• **Entries supplied**:

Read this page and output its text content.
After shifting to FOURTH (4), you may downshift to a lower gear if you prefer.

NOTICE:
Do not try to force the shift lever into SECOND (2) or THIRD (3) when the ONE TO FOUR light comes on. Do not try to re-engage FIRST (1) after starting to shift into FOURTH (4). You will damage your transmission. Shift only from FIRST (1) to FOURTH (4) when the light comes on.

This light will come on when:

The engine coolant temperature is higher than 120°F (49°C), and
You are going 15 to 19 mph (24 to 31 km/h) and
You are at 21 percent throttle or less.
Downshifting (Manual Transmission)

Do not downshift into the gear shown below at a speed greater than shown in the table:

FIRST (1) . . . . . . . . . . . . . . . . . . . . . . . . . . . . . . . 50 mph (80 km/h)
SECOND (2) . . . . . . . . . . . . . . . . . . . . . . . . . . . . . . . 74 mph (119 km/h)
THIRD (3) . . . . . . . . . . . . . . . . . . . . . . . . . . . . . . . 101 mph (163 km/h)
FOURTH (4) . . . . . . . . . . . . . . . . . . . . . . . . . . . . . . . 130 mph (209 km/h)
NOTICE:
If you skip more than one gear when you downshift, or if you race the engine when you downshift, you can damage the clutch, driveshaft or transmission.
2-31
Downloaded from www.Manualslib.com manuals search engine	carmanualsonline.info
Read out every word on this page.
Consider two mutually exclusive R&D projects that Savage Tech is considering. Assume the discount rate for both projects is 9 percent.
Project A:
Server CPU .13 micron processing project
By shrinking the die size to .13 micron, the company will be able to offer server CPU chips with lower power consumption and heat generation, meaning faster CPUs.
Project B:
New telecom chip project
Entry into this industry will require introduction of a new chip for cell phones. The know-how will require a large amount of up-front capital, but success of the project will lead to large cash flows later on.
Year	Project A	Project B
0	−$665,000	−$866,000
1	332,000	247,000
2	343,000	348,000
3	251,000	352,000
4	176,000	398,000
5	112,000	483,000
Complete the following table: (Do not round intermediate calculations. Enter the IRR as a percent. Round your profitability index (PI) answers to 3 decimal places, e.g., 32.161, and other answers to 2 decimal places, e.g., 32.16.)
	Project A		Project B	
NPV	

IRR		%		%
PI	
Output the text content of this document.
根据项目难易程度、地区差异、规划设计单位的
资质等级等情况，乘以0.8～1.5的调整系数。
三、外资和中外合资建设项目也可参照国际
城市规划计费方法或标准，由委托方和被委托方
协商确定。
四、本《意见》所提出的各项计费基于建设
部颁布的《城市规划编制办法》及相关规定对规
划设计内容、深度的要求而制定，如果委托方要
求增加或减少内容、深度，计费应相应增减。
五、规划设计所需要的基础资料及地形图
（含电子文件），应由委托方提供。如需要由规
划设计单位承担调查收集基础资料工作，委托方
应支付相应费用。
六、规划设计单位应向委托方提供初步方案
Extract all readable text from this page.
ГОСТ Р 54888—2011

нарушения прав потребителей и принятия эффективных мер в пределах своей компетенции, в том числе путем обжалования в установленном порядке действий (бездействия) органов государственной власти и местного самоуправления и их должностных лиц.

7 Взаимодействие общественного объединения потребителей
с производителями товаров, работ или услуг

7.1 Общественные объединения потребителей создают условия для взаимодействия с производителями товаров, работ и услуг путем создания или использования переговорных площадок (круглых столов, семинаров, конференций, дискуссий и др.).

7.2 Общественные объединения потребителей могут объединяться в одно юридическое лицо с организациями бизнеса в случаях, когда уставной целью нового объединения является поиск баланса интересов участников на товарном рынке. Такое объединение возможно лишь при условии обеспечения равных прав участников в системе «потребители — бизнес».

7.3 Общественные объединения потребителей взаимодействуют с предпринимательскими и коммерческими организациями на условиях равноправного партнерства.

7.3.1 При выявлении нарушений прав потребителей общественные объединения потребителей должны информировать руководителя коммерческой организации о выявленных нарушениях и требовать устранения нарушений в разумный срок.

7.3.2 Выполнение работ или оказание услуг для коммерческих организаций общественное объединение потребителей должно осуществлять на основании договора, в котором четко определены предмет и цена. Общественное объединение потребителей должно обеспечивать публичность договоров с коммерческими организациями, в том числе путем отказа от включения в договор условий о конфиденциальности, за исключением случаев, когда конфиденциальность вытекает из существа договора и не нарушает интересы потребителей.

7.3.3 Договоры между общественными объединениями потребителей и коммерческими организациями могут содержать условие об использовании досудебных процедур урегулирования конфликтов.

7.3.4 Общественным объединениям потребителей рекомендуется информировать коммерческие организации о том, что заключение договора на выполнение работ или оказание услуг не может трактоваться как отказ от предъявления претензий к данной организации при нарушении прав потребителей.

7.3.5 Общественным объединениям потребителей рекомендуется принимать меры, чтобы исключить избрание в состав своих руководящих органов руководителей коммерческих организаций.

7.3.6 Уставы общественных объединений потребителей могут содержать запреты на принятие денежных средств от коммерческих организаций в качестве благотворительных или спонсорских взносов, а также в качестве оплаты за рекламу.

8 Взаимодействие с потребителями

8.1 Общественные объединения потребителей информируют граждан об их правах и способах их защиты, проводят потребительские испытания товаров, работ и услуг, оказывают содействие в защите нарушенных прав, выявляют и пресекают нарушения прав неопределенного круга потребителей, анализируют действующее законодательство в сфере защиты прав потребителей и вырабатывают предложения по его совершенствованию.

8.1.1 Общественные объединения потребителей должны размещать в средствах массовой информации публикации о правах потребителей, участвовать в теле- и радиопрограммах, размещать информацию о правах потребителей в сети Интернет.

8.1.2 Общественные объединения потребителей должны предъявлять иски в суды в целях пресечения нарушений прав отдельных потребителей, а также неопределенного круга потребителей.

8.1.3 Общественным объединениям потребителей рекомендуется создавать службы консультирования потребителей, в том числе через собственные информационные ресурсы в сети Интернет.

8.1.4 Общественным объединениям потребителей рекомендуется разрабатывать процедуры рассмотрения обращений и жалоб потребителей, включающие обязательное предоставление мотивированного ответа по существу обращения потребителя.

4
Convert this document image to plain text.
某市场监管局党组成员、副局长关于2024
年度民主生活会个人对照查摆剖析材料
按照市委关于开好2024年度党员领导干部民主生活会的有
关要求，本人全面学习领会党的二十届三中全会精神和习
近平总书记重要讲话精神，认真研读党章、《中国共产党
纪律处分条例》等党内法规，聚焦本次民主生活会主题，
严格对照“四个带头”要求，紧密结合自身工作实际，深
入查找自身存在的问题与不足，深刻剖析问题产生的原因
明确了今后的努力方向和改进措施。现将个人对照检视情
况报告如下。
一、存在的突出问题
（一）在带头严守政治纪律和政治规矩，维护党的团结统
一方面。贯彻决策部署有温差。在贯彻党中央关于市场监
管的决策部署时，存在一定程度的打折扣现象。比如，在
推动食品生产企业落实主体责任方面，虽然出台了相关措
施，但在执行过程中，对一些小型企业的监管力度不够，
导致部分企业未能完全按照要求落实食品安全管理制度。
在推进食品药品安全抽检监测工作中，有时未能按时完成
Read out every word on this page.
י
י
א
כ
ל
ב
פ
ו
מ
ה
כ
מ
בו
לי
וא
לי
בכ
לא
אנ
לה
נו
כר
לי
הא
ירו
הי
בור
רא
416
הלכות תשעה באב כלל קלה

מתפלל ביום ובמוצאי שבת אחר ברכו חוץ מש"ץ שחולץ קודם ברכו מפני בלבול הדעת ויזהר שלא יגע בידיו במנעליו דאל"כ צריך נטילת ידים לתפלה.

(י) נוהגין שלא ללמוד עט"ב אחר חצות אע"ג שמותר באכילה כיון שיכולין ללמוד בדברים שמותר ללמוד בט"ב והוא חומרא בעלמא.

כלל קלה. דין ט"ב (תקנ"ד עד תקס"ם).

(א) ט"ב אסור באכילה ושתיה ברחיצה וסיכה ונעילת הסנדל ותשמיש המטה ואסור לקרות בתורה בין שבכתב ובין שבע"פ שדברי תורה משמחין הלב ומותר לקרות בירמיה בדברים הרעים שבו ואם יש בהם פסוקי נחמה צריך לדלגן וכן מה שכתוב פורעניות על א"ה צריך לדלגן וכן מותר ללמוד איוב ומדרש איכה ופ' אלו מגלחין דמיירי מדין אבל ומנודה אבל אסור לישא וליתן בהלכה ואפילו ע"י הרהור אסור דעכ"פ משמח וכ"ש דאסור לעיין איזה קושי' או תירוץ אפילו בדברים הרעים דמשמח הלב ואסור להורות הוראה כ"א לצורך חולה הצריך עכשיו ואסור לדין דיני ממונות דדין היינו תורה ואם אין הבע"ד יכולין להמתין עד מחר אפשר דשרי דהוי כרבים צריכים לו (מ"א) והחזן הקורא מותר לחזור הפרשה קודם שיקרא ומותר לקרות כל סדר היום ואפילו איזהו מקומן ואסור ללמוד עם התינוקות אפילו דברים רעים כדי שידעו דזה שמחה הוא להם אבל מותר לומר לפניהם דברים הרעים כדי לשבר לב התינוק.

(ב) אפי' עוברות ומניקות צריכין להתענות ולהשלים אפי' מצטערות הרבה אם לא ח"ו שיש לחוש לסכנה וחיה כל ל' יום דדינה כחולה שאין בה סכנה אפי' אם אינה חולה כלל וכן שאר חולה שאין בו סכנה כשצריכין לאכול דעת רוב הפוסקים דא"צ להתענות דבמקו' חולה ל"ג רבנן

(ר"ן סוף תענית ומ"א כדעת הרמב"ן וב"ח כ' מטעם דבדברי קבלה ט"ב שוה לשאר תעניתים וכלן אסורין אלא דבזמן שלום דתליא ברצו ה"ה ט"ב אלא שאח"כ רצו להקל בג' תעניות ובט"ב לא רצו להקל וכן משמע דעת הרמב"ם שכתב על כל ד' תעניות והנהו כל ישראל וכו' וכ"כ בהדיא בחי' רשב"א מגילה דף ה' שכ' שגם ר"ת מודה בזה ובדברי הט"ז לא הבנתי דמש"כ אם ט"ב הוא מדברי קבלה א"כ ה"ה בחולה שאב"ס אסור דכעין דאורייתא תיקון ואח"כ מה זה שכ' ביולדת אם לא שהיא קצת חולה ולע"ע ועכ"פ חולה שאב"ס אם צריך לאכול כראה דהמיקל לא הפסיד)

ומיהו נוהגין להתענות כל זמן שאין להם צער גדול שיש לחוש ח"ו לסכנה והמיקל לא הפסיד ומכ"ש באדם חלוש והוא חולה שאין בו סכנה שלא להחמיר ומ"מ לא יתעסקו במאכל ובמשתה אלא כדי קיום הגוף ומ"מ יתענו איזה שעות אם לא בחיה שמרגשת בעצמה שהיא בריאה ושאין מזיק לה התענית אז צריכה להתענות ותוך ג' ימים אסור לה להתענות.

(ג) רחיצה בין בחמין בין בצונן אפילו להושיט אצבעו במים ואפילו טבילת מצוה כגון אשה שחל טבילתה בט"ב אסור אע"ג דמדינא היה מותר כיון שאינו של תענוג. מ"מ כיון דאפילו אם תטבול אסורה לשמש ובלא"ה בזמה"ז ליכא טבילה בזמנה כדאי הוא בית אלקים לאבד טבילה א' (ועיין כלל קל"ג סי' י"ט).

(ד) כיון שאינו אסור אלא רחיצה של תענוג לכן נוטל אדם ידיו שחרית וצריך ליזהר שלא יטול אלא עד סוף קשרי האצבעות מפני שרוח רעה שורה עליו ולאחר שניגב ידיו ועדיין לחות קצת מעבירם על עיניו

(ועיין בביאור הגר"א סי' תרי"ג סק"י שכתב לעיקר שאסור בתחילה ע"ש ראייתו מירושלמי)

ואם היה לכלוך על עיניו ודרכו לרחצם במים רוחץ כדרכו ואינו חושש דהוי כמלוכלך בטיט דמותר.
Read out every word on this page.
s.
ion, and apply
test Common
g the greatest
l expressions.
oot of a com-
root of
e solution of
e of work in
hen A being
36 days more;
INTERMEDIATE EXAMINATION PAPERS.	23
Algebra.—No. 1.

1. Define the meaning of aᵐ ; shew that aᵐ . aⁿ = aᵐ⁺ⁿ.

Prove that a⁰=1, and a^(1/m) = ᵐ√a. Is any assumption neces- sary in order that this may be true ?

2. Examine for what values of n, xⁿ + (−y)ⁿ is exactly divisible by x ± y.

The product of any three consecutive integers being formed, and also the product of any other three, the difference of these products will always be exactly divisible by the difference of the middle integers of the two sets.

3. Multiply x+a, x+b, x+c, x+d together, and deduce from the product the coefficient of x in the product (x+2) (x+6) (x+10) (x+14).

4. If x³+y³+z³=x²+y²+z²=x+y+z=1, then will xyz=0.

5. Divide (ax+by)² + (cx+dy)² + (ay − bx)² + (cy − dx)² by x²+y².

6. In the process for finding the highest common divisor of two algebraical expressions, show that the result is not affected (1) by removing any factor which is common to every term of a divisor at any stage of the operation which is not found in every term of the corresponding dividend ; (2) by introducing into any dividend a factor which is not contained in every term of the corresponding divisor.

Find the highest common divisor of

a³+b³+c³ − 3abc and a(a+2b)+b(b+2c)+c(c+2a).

• **Given problem**: Find each line holding "into". Copy it out.

• **The solution**:
Do not try to force the shift lever into SECOND (2) or THIRD (3) when the ONE TO FOUR light comes on. Do not try to re-engage FIRST (1) after starting to shift into FOURTH (4). You will damage your transmission. Shift only from FIRST (1) to FOURTH (4) when the light comes on.
Do not downshift into the gear shown below at a speed greater than shown in the table:
Entry into this industry will require introduction of a new chip for cell phones. The know-how will require a large amount of up-front capital, but success of the project will lead to large cash flows later on.
6. In the process for finding the highest common divisor of two algebraical expressions, show that the result is not affected (1) by removing any factor which is common to every term of a divisor at any stage of the operation which is not found in every term of the corresponding dividend ; (2) by introducing into any dividend a factor which is not contained in every term of the corresponding divisor.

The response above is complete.